▸ PROBLEM STATEMENT
Could you please retype the records exactly, minus their pictures?

▸ INPUT MATERIAL
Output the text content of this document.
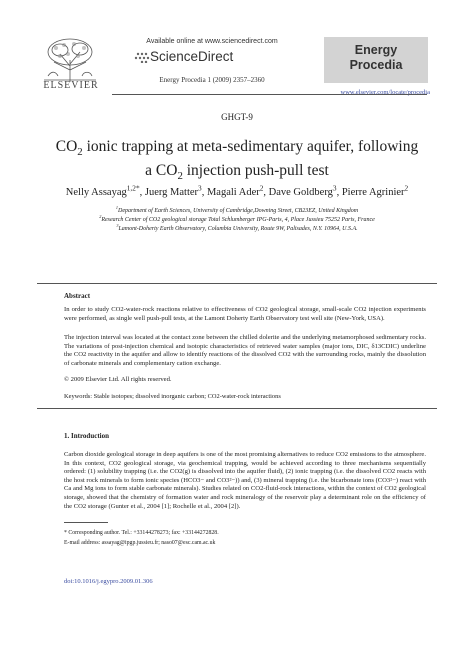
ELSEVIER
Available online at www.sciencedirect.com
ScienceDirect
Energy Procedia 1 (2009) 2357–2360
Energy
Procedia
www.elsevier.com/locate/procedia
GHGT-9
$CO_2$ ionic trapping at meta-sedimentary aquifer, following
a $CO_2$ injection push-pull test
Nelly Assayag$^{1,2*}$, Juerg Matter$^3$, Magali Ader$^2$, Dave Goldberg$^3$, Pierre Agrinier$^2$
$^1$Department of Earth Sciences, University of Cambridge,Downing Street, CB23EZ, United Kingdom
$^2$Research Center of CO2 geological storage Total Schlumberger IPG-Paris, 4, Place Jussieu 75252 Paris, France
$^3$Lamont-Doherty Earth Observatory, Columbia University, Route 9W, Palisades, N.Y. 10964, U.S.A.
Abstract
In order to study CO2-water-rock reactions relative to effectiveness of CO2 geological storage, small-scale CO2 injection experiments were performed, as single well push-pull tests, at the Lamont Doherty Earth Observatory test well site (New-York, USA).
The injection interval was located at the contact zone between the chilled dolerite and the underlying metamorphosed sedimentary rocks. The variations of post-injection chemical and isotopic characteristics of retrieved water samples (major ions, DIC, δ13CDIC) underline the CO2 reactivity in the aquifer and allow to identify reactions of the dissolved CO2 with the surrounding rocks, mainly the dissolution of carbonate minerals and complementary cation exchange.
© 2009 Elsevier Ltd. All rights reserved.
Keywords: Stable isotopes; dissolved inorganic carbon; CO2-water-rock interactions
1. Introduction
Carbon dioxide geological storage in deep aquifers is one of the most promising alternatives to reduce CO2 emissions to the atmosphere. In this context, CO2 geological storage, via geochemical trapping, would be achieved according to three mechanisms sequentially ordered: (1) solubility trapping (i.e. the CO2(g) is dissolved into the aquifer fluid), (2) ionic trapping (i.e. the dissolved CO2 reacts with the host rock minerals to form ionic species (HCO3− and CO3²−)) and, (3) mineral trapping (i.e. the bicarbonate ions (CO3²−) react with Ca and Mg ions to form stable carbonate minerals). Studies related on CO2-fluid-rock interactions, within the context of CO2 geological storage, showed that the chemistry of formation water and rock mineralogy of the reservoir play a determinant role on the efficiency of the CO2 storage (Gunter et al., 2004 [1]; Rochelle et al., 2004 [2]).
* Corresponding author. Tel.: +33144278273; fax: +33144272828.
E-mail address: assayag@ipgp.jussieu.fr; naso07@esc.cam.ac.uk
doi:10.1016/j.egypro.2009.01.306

▸ ANSWER
Output the text content of this document.
ELSEVIER
Available online at www.sciencedirect.com
ScienceDirect
Energy Procedia 1 (2009) 2357–2360
Energy
Procedia
www.elsevier.com/locate/procedia
GHGT-9
$CO_2$ ionic trapping at meta-sedimentary aquifer, following
a $CO_2$ injection push-pull test
Nelly Assayag$^{1,2*}$, Juerg Matter$^3$, Magali Ader$^2$, Dave Goldberg$^3$, Pierre Agrinier$^2$
$^1$Department of Earth Sciences, University of Cambridge,Downing Street, CB23EZ, United Kingdom
$^2$Research Center of CO2 geological storage Total Schlumberger IPG-Paris, 4, Place Jussieu 75252 Paris, France
$^3$Lamont-Doherty Earth Observatory, Columbia University, Route 9W, Palisades, N.Y. 10964, U.S.A.
Abstract
In order to study CO2-water-rock reactions relative to effectiveness of CO2 geological storage, small-scale CO2 injection experiments were performed, as single well push-pull tests, at the Lamont Doherty Earth Observatory test well site (New-York, USA).
The injection interval was located at the contact zone between the chilled dolerite and the underlying metamorphosed sedimentary rocks. The variations of post-injection chemical and isotopic characteristics of retrieved water samples (major ions, DIC, δ13CDIC) underline the CO2 reactivity in the aquifer and allow to identify reactions of the dissolved CO2 with the surrounding rocks, mainly the dissolution of carbonate minerals and complementary cation exchange.
© 2009 Elsevier Ltd. All rights reserved.
Keywords: Stable isotopes; dissolved inorganic carbon; CO2-water-rock interactions
1. Introduction
Carbon dioxide geological storage in deep aquifers is one of the most promising alternatives to reduce CO2 emissions to the atmosphere. In this context, CO2 geological storage, via geochemical trapping, would be achieved according to three mechanisms sequentially ordered: (1) solubility trapping (i.e. the CO2(g) is dissolved into the aquifer fluid), (2) ionic trapping (i.e. the dissolved CO2 reacts with the host rock minerals to form ionic species (HCO3− and CO3²−)) and, (3) mineral trapping (i.e. the bicarbonate ions (CO3²−) react with Ca and Mg ions to form stable carbonate minerals). Studies related on CO2-fluid-rock interactions, within the context of CO2 geological storage, showed that the chemistry of formation water and rock mineralogy of the reservoir play a determinant role on the efficiency of the CO2 storage (Gunter et al., 2004 [1]; Rochelle et al., 2004 [2]).
* Corresponding author. Tel.: +33144278273; fax: +33144272828.
E-mail address: assayag@ipgp.jussieu.fr; naso07@esc.cam.ac.uk
doi:10.1016/j.egypro.2009.01.306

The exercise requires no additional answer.